GIVEN INFORMATION.

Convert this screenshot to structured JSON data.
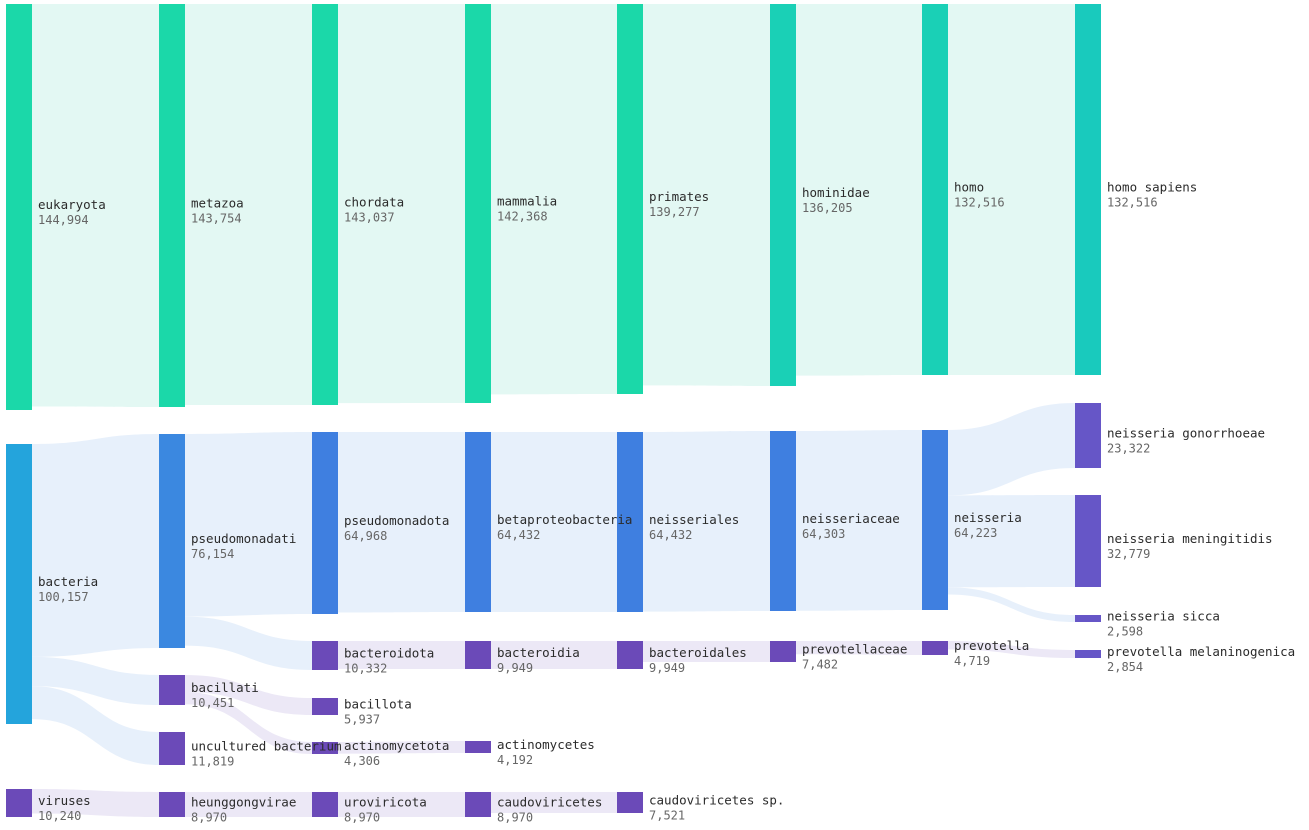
{
  "colors": {
    "teal_1": "#1bd8a9",
    "teal_2": "#1ad0b6",
    "teal_3": "#19cabd",
    "blue_1": "#24a4dc",
    "blue_2": "#3b88e0",
    "blue_3": "#3f7fe0",
    "purple_1": "#6b4ab8",
    "purple_2": "#6656c7",
    "link_teal": "#e3f8f3",
    "link_blue": "#e7f0fb",
    "link_purple": "#ece8f6"
  },
  "chart_data": {
    "type": "sankey",
    "nodes": [
      {
        "id": "eukaryota",
        "name": "eukaryota",
        "value": "144,994",
        "count": 144994,
        "color": "teal_1"
      },
      {
        "id": "bacteria",
        "name": "bacteria",
        "value": "100,157",
        "count": 100157,
        "color": "blue_1"
      },
      {
        "id": "viruses",
        "name": "viruses",
        "value": "10,240",
        "count": 10240,
        "color": "purple_1"
      },
      {
        "id": "metazoa",
        "name": "metazoa",
        "value": "143,754",
        "count": 143754,
        "color": "teal_1"
      },
      {
        "id": "pseudomonadati",
        "name": "pseudomonadati",
        "value": "76,154",
        "count": 76154,
        "color": "blue_2"
      },
      {
        "id": "bacillati",
        "name": "bacillati",
        "value": "10,451",
        "count": 10451,
        "color": "purple_1"
      },
      {
        "id": "uncultured_bacterium",
        "name": "uncultured bacterium",
        "value": "11,819",
        "count": 11819,
        "color": "purple_1"
      },
      {
        "id": "heunggongvirae",
        "name": "heunggongvirae",
        "value": "8,970",
        "count": 8970,
        "color": "purple_1"
      },
      {
        "id": "chordata",
        "name": "chordata",
        "value": "143,037",
        "count": 143037,
        "color": "teal_1"
      },
      {
        "id": "pseudomonadota",
        "name": "pseudomonadota",
        "value": "64,968",
        "count": 64968,
        "color": "blue_3"
      },
      {
        "id": "bacteroidota",
        "name": "bacteroidota",
        "value": "10,332",
        "count": 10332,
        "color": "purple_1"
      },
      {
        "id": "bacillota",
        "name": "bacillota",
        "value": "5,937",
        "count": 5937,
        "color": "purple_1"
      },
      {
        "id": "actinomycetota",
        "name": "actinomycetota",
        "value": "4,306",
        "count": 4306,
        "color": "purple_1"
      },
      {
        "id": "uroviricota",
        "name": "uroviricota",
        "value": "8,970",
        "count": 8970,
        "color": "purple_1"
      },
      {
        "id": "mammalia",
        "name": "mammalia",
        "value": "142,368",
        "count": 142368,
        "color": "teal_1"
      },
      {
        "id": "betaproteobacteria",
        "name": "betaproteobacteria",
        "value": "64,432",
        "count": 64432,
        "color": "blue_3"
      },
      {
        "id": "bacteroidia",
        "name": "bacteroidia",
        "value": "9,949",
        "count": 9949,
        "color": "purple_1"
      },
      {
        "id": "actinomycetes",
        "name": "actinomycetes",
        "value": "4,192",
        "count": 4192,
        "color": "purple_1"
      },
      {
        "id": "caudoviricetes",
        "name": "caudoviricetes",
        "value": "8,970",
        "count": 8970,
        "color": "purple_1"
      },
      {
        "id": "primates",
        "name": "primates",
        "value": "139,277",
        "count": 139277,
        "color": "teal_1"
      },
      {
        "id": "neisseriales",
        "name": "neisseriales",
        "value": "64,432",
        "count": 64432,
        "color": "blue_3"
      },
      {
        "id": "bacteroidales",
        "name": "bacteroidales",
        "value": "9,949",
        "count": 9949,
        "color": "purple_1"
      },
      {
        "id": "caudoviricetes_sp",
        "name": "caudoviricetes sp.",
        "value": "7,521",
        "count": 7521,
        "color": "purple_1"
      },
      {
        "id": "hominidae",
        "name": "hominidae",
        "value": "136,205",
        "count": 136205,
        "color": "teal_2"
      },
      {
        "id": "neisseriaceae",
        "name": "neisseriaceae",
        "value": "64,303",
        "count": 64303,
        "color": "blue_3"
      },
      {
        "id": "prevotellaceae",
        "name": "prevotellaceae",
        "value": "7,482",
        "count": 7482,
        "color": "purple_1"
      },
      {
        "id": "homo",
        "name": "homo",
        "value": "132,516",
        "count": 132516,
        "color": "teal_2"
      },
      {
        "id": "neisseria",
        "name": "neisseria",
        "value": "64,223",
        "count": 64223,
        "color": "blue_3"
      },
      {
        "id": "prevotella",
        "name": "prevotella",
        "value": "4,719",
        "count": 4719,
        "color": "purple_1"
      },
      {
        "id": "homo_sapiens",
        "name": "homo sapiens",
        "value": "132,516",
        "count": 132516,
        "color": "teal_3"
      },
      {
        "id": "neisseria_gonorrhoeae",
        "name": "neisseria gonorrhoeae",
        "value": "23,322",
        "count": 23322,
        "color": "purple_2"
      },
      {
        "id": "neisseria_meningitidis",
        "name": "neisseria meningitidis",
        "value": "32,779",
        "count": 32779,
        "color": "purple_2"
      },
      {
        "id": "neisseria_sicca",
        "name": "neisseria sicca",
        "value": "2,598",
        "count": 2598,
        "color": "purple_2"
      },
      {
        "id": "prevotella_melaninogenica",
        "name": "prevotella melaninogenica",
        "value": "2,854",
        "count": 2854,
        "color": "purple_2"
      }
    ],
    "links": [
      {
        "source": "eukaryota",
        "target": "metazoa",
        "value": 143754
      },
      {
        "source": "bacteria",
        "target": "pseudomonadati",
        "value": 76154
      },
      {
        "source": "bacteria",
        "target": "bacillati",
        "value": 10451
      },
      {
        "source": "bacteria",
        "target": "uncultured_bacterium",
        "value": 11819
      },
      {
        "source": "viruses",
        "target": "heunggongvirae",
        "value": 8970
      },
      {
        "source": "metazoa",
        "target": "chordata",
        "value": 143037
      },
      {
        "source": "pseudomonadati",
        "target": "pseudomonadota",
        "value": 64968
      },
      {
        "source": "pseudomonadati",
        "target": "bacteroidota",
        "value": 10332
      },
      {
        "source": "bacillati",
        "target": "bacillota",
        "value": 5937
      },
      {
        "source": "bacillati",
        "target": "actinomycetota",
        "value": 4306
      },
      {
        "source": "heunggongvirae",
        "target": "uroviricota",
        "value": 8970
      },
      {
        "source": "chordata",
        "target": "mammalia",
        "value": 142368
      },
      {
        "source": "pseudomonadota",
        "target": "betaproteobacteria",
        "value": 64432
      },
      {
        "source": "bacteroidota",
        "target": "bacteroidia",
        "value": 9949
      },
      {
        "source": "actinomycetota",
        "target": "actinomycetes",
        "value": 4192
      },
      {
        "source": "uroviricota",
        "target": "caudoviricetes",
        "value": 8970
      },
      {
        "source": "mammalia",
        "target": "primates",
        "value": 139277
      },
      {
        "source": "betaproteobacteria",
        "target": "neisseriales",
        "value": 64432
      },
      {
        "source": "bacteroidia",
        "target": "bacteroidales",
        "value": 9949
      },
      {
        "source": "caudoviricetes",
        "target": "caudoviricetes_sp",
        "value": 7521
      },
      {
        "source": "primates",
        "target": "hominidae",
        "value": 136205
      },
      {
        "source": "neisseriales",
        "target": "neisseriaceae",
        "value": 64303
      },
      {
        "source": "bacteroidales",
        "target": "prevotellaceae",
        "value": 7482
      },
      {
        "source": "hominidae",
        "target": "homo",
        "value": 132516
      },
      {
        "source": "neisseriaceae",
        "target": "neisseria",
        "value": 64223
      },
      {
        "source": "prevotellaceae",
        "target": "prevotella",
        "value": 4719
      },
      {
        "source": "homo",
        "target": "homo_sapiens",
        "value": 132516
      },
      {
        "source": "neisseria",
        "target": "neisseria_gonorrhoeae",
        "value": 23322
      },
      {
        "source": "neisseria",
        "target": "neisseria_meningitidis",
        "value": 32779
      },
      {
        "source": "neisseria",
        "target": "neisseria_sicca",
        "value": 2598
      },
      {
        "source": "prevotella",
        "target": "prevotella_melaninogenica",
        "value": 2854
      }
    ]
  }
}
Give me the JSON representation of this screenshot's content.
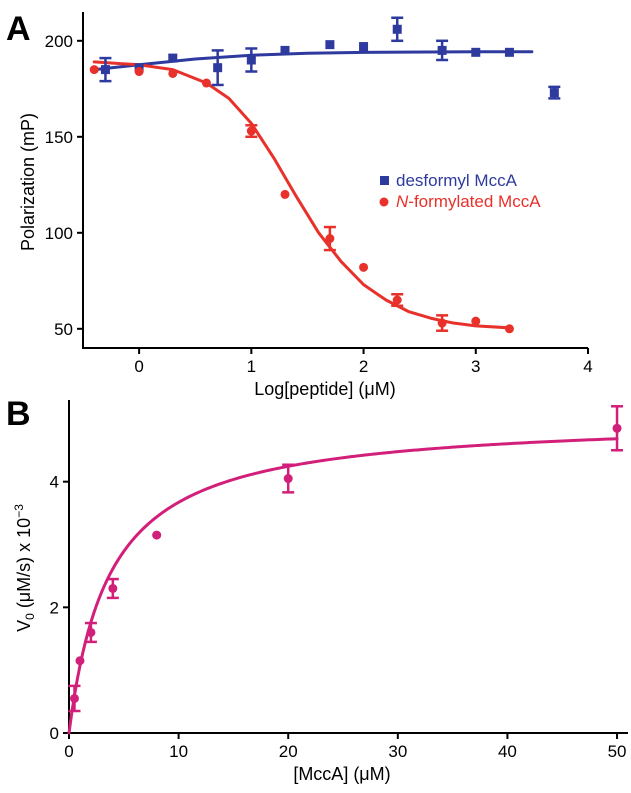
{
  "chart_data": [
    {
      "panel": "A",
      "type": "scatter",
      "xlabel": "Log[peptide] (μM)",
      "ylabel": "Polarization (mP)",
      "xlim": [
        -0.5,
        4
      ],
      "ylim": [
        40,
        215
      ],
      "xticks": [
        0,
        1,
        2,
        3,
        4
      ],
      "yticks": [
        50,
        100,
        150,
        200
      ],
      "legend_position": "center-right",
      "series": [
        {
          "name": "desformyl MccA",
          "color": "#2e3a9e",
          "marker": "square",
          "x": [
            -0.3,
            0,
            0.3,
            0.7,
            1.0,
            1.3,
            1.7,
            2.0,
            2.3,
            2.7,
            3.0,
            3.3,
            3.7
          ],
          "y": [
            185,
            186,
            191,
            186,
            190,
            195,
            198,
            197,
            206,
            195,
            194,
            194,
            173
          ],
          "err": [
            6,
            0,
            0,
            9,
            6,
            0,
            0,
            0,
            6,
            5,
            0,
            0,
            3
          ],
          "fit": [
            [
              -0.4,
              185
            ],
            [
              0,
              187.5
            ],
            [
              0.5,
              190.5
            ],
            [
              1,
              192.5
            ],
            [
              1.5,
              193.5
            ],
            [
              2,
              194
            ],
            [
              3,
              194.3
            ],
            [
              3.5,
              194.3
            ]
          ]
        },
        {
          "name": "N-formylated MccA",
          "name_italic": "N",
          "name_rest": "-formylated MccA",
          "color": "#e8312a",
          "marker": "circle",
          "x": [
            -0.4,
            0,
            0.3,
            0.6,
            1.0,
            1.3,
            1.7,
            2.0,
            2.3,
            2.7,
            3.0,
            3.3
          ],
          "y": [
            185,
            184,
            183,
            178,
            153,
            120,
            97,
            82,
            65,
            53,
            54,
            50
          ],
          "err": [
            0,
            0,
            0,
            0,
            3,
            0,
            6,
            0,
            3,
            4,
            0,
            0
          ],
          "fit": [
            [
              -0.4,
              189
            ],
            [
              0,
              187.5
            ],
            [
              0.3,
              185
            ],
            [
              0.6,
              178
            ],
            [
              0.8,
              170
            ],
            [
              1.0,
              157
            ],
            [
              1.2,
              139
            ],
            [
              1.4,
              119
            ],
            [
              1.6,
              100
            ],
            [
              1.8,
              85
            ],
            [
              2.0,
              73
            ],
            [
              2.2,
              65
            ],
            [
              2.4,
              59
            ],
            [
              2.6,
              55.5
            ],
            [
              2.8,
              53
            ],
            [
              3.0,
              51.5
            ],
            [
              3.3,
              50.5
            ]
          ]
        }
      ]
    },
    {
      "panel": "B",
      "type": "scatter",
      "xlabel": "[MccA] (μM)",
      "ylabel_main": "V",
      "ylabel_sub": "0",
      "ylabel_rest": " (μM/s) x 10",
      "ylabel_sup": "−3",
      "xlim": [
        0,
        51
      ],
      "ylim": [
        0,
        5.3
      ],
      "xticks": [
        0,
        10,
        20,
        30,
        40,
        50
      ],
      "yticks": [
        0,
        2,
        4
      ],
      "series": [
        {
          "name": "",
          "color": "#d21f7a",
          "marker": "circle",
          "x": [
            0.5,
            1,
            2,
            4,
            8,
            20,
            50
          ],
          "y": [
            0.55,
            1.15,
            1.6,
            2.3,
            3.15,
            4.05,
            4.85
          ],
          "err": [
            0.2,
            0,
            0.15,
            0.15,
            0,
            0.22,
            0.35
          ],
          "fit_model": {
            "Vmax": 5.03,
            "Km": 3.7
          }
        }
      ]
    }
  ]
}
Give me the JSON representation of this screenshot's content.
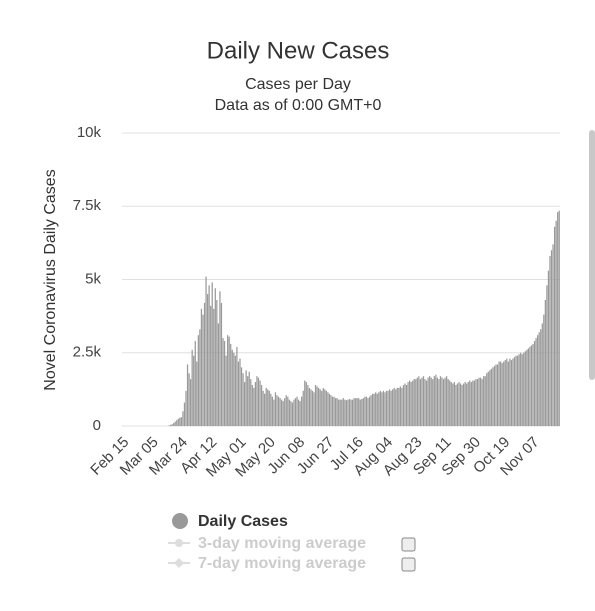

TASK BRIEF. Provide the number of lines holding the word "chordata" within the material, without any other text.

WRITTEN SOLUTION. 4